Part of a data file:
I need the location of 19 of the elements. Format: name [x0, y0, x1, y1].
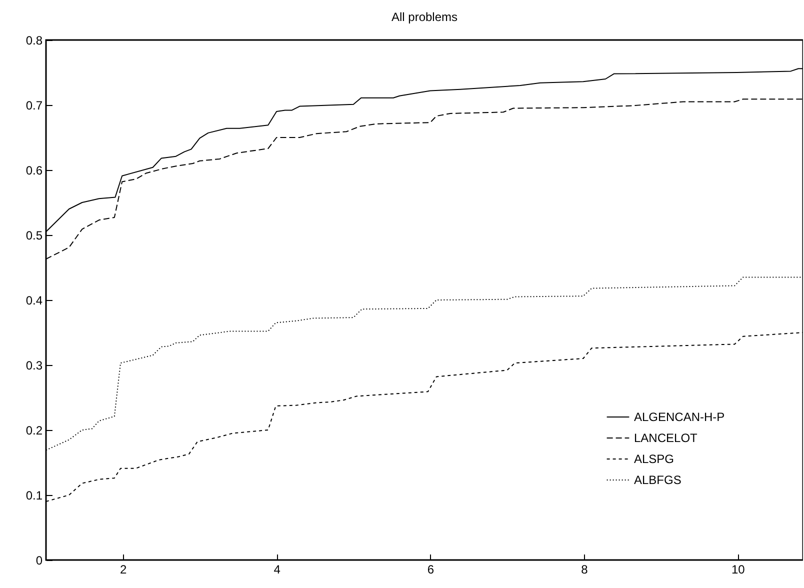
y-tick-label: 0.1 — [26, 488, 43, 502]
legend-label: ALSPG — [634, 452, 674, 466]
y-tick-label: 0.6 — [26, 164, 43, 178]
y-tick-label: 0.8 — [26, 34, 43, 48]
x-tick-label: 4 — [274, 562, 281, 576]
y-tick-label: 0.5 — [26, 228, 43, 242]
legend-label: ALBFGS — [634, 473, 682, 487]
x-tick-label: 10 — [731, 562, 746, 576]
legend-label: ALGENCAN-H-P — [634, 410, 725, 424]
x-tick-label: 2 — [120, 562, 128, 576]
legend-label: LANCELOT — [634, 431, 698, 445]
y-tick-label: 0 — [36, 554, 43, 568]
chart-title: All problems — [391, 10, 458, 24]
x-tick-label: 6 — [427, 562, 434, 576]
y-tick-label: 0.2 — [26, 424, 43, 438]
x-tick-label: 8 — [581, 562, 588, 576]
y-tick-label: 0.3 — [26, 358, 43, 372]
y-tick-label: 0.4 — [26, 294, 43, 308]
y-tick-label: 0.7 — [26, 98, 43, 112]
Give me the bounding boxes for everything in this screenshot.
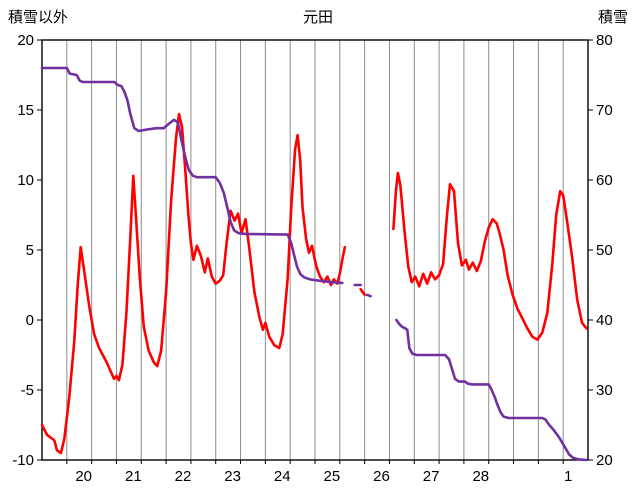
series-line [359, 287, 366, 297]
left-axis-tick-label: -10 [12, 452, 34, 469]
x-axis-day-label: 25 [324, 468, 341, 485]
left-axis-tick-label: 15 [17, 102, 34, 119]
left-axis-tick-label: 10 [17, 172, 34, 189]
x-axis-day-label: 26 [373, 468, 390, 485]
right-axis-tick-label: 60 [596, 172, 613, 189]
x-axis-day-label: 22 [175, 468, 192, 485]
x-axis-day-label: 28 [472, 468, 489, 485]
left-axis-tick-label: 5 [26, 242, 34, 259]
right-axis-tick-label: 70 [596, 102, 613, 119]
left-axis-tick-label: 20 [17, 32, 34, 49]
x-axis-day-label: 20 [75, 468, 92, 485]
series-line [395, 318, 588, 462]
x-axis-day-label: 23 [224, 468, 241, 485]
series-line [40, 66, 344, 285]
right-axis-tick-label: 30 [596, 382, 613, 399]
left-axis-title: 積雪以外 [8, 9, 69, 26]
series-line [392, 171, 588, 341]
right-axis-tick-label: 80 [596, 32, 613, 49]
series-line [40, 112, 347, 455]
x-axis-day-label: 27 [423, 468, 440, 485]
right-axis-tick-label: 20 [596, 452, 613, 469]
right-axis-title: 積雪 [597, 9, 628, 26]
left-axis-tick-label: -5 [21, 382, 34, 399]
left-axis-tick-label: 0 [26, 312, 34, 329]
x-axis-day-label: 21 [125, 468, 142, 485]
x-axis-day-label: 24 [274, 468, 291, 485]
series-line [365, 293, 372, 298]
right-axis-tick-label: 50 [596, 242, 613, 259]
x-axis-day-label: 1 [564, 468, 572, 485]
right-axis-tick-label: 40 [596, 312, 613, 329]
chart-title: 元田 [302, 9, 333, 26]
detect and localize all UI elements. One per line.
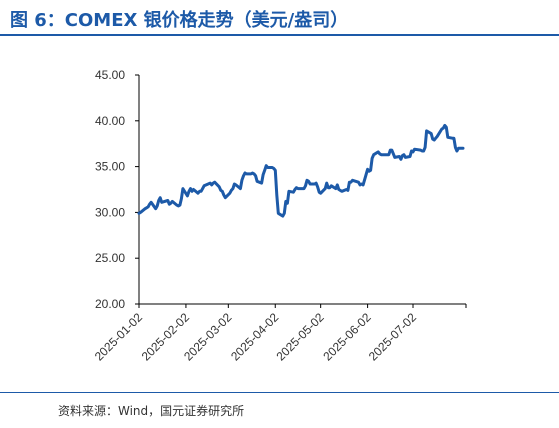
footer-divider [0, 392, 559, 393]
x-tick-label: 2025-01-02 [92, 310, 146, 364]
y-tick-label: 40.00 [95, 114, 125, 128]
x-axis: 2025-01-022025-02-022025-03-022025-04-02… [92, 303, 467, 364]
chart-title: 图 6：COMEX 银价格走势（美元/盎司） [10, 10, 349, 31]
source-note: 资料来源：Wind，国元证券研究所 [58, 404, 245, 418]
title-underline [0, 34, 559, 36]
y-tick-label: 30.00 [95, 205, 125, 219]
y-axis: 20.00 25.00 30.00 35.00 40.00 45.00 [95, 68, 140, 311]
silver-price-line [137, 123, 465, 218]
x-tick-label: 2025-07-02 [366, 310, 420, 364]
y-tick-label: 20.00 [95, 297, 125, 311]
x-tick-label: 2025-05-02 [273, 310, 327, 364]
y-tick-label: 35.00 [95, 160, 125, 174]
x-tick-label: 2025-06-02 [320, 310, 374, 364]
x-tick-label: 2025-04-02 [228, 310, 282, 364]
series-group [137, 123, 465, 218]
y-tick-label: 45.00 [95, 68, 125, 82]
y-tick-label: 25.00 [95, 251, 125, 265]
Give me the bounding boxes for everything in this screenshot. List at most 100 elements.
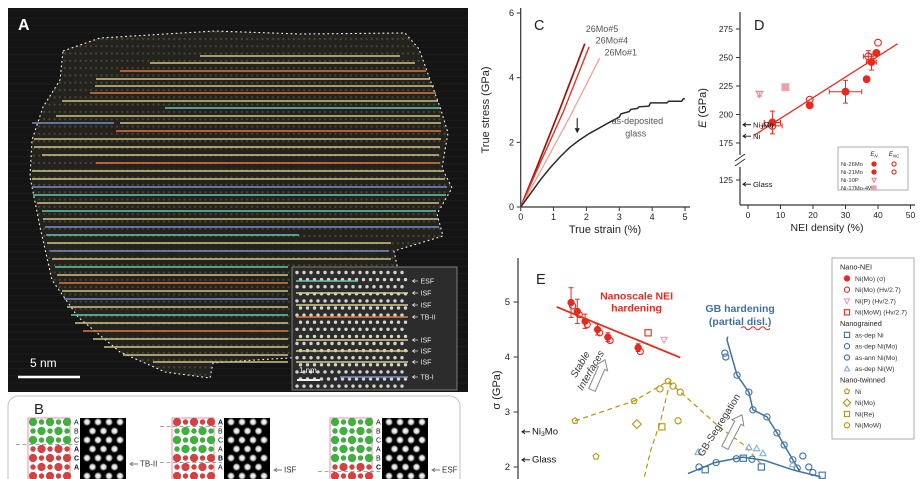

* What to work on:
Reproduce the material with every "y-tick-label" changed to "vertical-tick-label" and nothing else altered. Omit the pictures from your answer.

* Task result:
I need the location of 19 of the elements. Format: name [x0, y0, x1, y1].
vertical-tick-label: 0.1 — [26, 488, 43, 502]
legend-label: ALSPG — [634, 452, 674, 466]
vertical-tick-label: 0.6 — [26, 164, 43, 178]
vertical-tick-label: 0.8 — [26, 34, 43, 48]
x-tick-label: 4 — [274, 562, 281, 576]
vertical-tick-label: 0.5 — [26, 228, 43, 242]
legend-label: ALBFGS — [634, 473, 682, 487]
x-tick-label: 10 — [731, 562, 746, 576]
legend-label: ALGENCAN-H-P — [634, 410, 725, 424]
x-tick-label: 2 — [120, 562, 128, 576]
legend-label: LANCELOT — [634, 431, 698, 445]
vertical-tick-label: 0 — [36, 554, 43, 568]
chart-title: All problems — [391, 10, 458, 24]
x-tick-label: 6 — [427, 562, 434, 576]
vertical-tick-label: 0.2 — [26, 424, 43, 438]
x-tick-label: 8 — [581, 562, 588, 576]
vertical-tick-label: 0.3 — [26, 358, 43, 372]
vertical-tick-label: 0.4 — [26, 294, 43, 308]
vertical-tick-label: 0.7 — [26, 98, 43, 112]
Give me the bounding boxes for everything in this screenshot.
series-line [359, 287, 366, 297]
left-axis-tick-label: -10 [12, 452, 34, 469]
x-axis-day-label: 25 [324, 468, 341, 485]
left-axis-tick-label: 15 [17, 102, 34, 119]
left-axis-tick-label: 10 [17, 172, 34, 189]
x-axis-day-label: 26 [373, 468, 390, 485]
right-axis-tick-label: 60 [596, 172, 613, 189]
x-axis-day-label: 22 [175, 468, 192, 485]
x-axis-day-label: 28 [472, 468, 489, 485]
left-axis-tick-label: 5 [26, 242, 34, 259]
right-axis-tick-label: 70 [596, 102, 613, 119]
left-axis-tick-label: 20 [17, 32, 34, 49]
x-axis-day-label: 20 [75, 468, 92, 485]
series-line [395, 318, 588, 462]
x-axis-day-label: 23 [224, 468, 241, 485]
series-line [40, 66, 344, 285]
right-axis-tick-label: 30 [596, 382, 613, 399]
left-axis-title: 積雪以外 [8, 9, 69, 26]
series-line [392, 171, 588, 341]
right-axis-tick-label: 80 [596, 32, 613, 49]
series-line [40, 112, 347, 455]
x-axis-day-label: 27 [423, 468, 440, 485]
right-axis-tick-label: 20 [596, 452, 613, 469]
right-axis-title: 積雪 [597, 9, 628, 26]
left-axis-tick-label: -5 [21, 382, 34, 399]
left-axis-tick-label: 0 [26, 312, 34, 329]
x-axis-day-label: 21 [125, 468, 142, 485]
x-axis-day-label: 24 [274, 468, 291, 485]
series-line [365, 293, 372, 298]
right-axis-tick-label: 50 [596, 242, 613, 259]
x-axis-day-label: 1 [564, 468, 572, 485]
right-axis-tick-label: 40 [596, 312, 613, 329]
chart-title: 元田 [302, 9, 333, 26]
detect and localize all UI elements. One per line.
footer-divider [0, 392, 559, 393]
x-tick-label: 2025-01-02 [92, 310, 146, 364]
vertical-tick-label: 40.00 [95, 114, 125, 128]
x-axis: 2025-01-022025-02-022025-03-022025-04-02… [92, 303, 467, 364]
chart-title: 图 6：COMEX 银价格走势（美元/盎司） [10, 10, 349, 31]
source-note: 资料来源：Wind，国元证券研究所 [58, 404, 245, 418]
title-underline [0, 34, 559, 36]
vertical-tick-label: 30.00 [95, 205, 125, 219]
y-axis: 20.00 25.00 30.00 35.00 40.00 45.00 [95, 68, 140, 311]
silver-price-line [137, 123, 465, 218]
x-tick-label: 2025-07-02 [366, 310, 420, 364]
vertical-tick-label: 20.00 [95, 297, 125, 311]
x-tick-label: 2025-05-02 [273, 310, 327, 364]
vertical-tick-label: 35.00 [95, 160, 125, 174]
x-tick-label: 2025-06-02 [320, 310, 374, 364]
x-tick-label: 2025-04-02 [228, 310, 282, 364]
series-group [137, 123, 465, 218]
vertical-tick-label: 45.00 [95, 68, 125, 82]
vertical-tick-label: 25.00 [95, 251, 125, 265]
Give me the bounding boxes for everything in this screenshot. List at most 100 elements.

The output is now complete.